▶ Objective
Could you write out every entry exactly as it stands?

* * * * * * * * *

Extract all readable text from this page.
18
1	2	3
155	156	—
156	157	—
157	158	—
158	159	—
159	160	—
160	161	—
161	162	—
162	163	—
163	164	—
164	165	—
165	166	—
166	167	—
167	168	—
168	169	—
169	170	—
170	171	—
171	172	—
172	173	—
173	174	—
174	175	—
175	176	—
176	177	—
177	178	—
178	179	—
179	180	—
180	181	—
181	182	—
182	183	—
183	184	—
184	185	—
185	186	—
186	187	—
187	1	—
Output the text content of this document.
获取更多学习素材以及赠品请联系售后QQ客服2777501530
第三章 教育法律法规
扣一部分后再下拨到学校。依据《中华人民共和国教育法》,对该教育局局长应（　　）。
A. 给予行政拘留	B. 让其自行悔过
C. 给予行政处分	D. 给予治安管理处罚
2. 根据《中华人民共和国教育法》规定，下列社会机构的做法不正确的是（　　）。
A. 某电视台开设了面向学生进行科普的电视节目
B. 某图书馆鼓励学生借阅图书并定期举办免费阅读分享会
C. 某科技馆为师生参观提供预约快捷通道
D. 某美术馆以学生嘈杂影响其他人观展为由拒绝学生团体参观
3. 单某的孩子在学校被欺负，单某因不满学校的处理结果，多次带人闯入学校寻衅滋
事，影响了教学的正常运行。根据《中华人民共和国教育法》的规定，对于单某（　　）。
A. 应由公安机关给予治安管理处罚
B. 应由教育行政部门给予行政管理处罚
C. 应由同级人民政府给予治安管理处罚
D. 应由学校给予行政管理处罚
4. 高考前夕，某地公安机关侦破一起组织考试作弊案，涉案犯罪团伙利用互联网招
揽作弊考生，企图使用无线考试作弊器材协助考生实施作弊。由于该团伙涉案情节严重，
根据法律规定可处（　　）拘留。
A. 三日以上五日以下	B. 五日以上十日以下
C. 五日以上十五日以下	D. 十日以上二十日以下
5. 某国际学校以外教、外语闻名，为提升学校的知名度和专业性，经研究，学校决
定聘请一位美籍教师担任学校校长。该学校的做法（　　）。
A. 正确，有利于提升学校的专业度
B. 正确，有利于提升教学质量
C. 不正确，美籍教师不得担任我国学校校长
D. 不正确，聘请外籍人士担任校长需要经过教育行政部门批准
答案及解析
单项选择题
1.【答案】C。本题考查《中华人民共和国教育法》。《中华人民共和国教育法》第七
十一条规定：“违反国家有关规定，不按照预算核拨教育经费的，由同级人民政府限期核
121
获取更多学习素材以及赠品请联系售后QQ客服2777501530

* * * * * * * * *

▶ Answer to this problem
Extract all readable text from this page.
18
1	2	3
155	156	—
156	157	—
157	158	—
158	159	—
159	160	—
160	161	—
161	162	—
162	163	—
163	164	—
164	165	—
165	166	—
166	167	—
167	168	—
168	169	—
169	170	—
170	171	—
171	172	—
172	173	—
173	174	—
174	175	—
175	176	—
176	177	—
177	178	—
178	179	—
179	180	—
180	181	—
181	182	—
182	183	—
183	184	—
184	185	—
185	186	—
186	187	—
187	1	—
Output the text content of this document.
获取更多学习素材以及赠品请联系售后QQ客服2777501530
第三章 教育法律法规
扣一部分后再下拨到学校。依据《中华人民共和国教育法》,对该教育局局长应（　　）。
A. 给予行政拘留	B. 让其自行悔过
C. 给予行政处分	D. 给予治安管理处罚
2. 根据《中华人民共和国教育法》规定，下列社会机构的做法不正确的是（　　）。
A. 某电视台开设了面向学生进行科普的电视节目
B. 某图书馆鼓励学生借阅图书并定期举办免费阅读分享会
C. 某科技馆为师生参观提供预约快捷通道
D. 某美术馆以学生嘈杂影响其他人观展为由拒绝学生团体参观
3. 单某的孩子在学校被欺负，单某因不满学校的处理结果，多次带人闯入学校寻衅滋
事，影响了教学的正常运行。根据《中华人民共和国教育法》的规定，对于单某（　　）。
A. 应由公安机关给予治安管理处罚
B. 应由教育行政部门给予行政管理处罚
C. 应由同级人民政府给予治安管理处罚
D. 应由学校给予行政管理处罚
4. 高考前夕，某地公安机关侦破一起组织考试作弊案，涉案犯罪团伙利用互联网招
揽作弊考生，企图使用无线考试作弊器材协助考生实施作弊。由于该团伙涉案情节严重，
根据法律规定可处（　　）拘留。
A. 三日以上五日以下	B. 五日以上十日以下
C. 五日以上十五日以下	D. 十日以上二十日以下
5. 某国际学校以外教、外语闻名，为提升学校的知名度和专业性，经研究，学校决
定聘请一位美籍教师担任学校校长。该学校的做法（　　）。
A. 正确，有利于提升学校的专业度
B. 正确，有利于提升教学质量
C. 不正确，美籍教师不得担任我国学校校长
D. 不正确，聘请外籍人士担任校长需要经过教育行政部门批准
答案及解析
单项选择题
1.【答案】C。本题考查《中华人民共和国教育法》。《中华人民共和国教育法》第七
十一条规定：“违反国家有关规定，不按照预算核拨教育经费的，由同级人民政府限期核
121
获取更多学习素材以及赠品请联系售后QQ客服2777501530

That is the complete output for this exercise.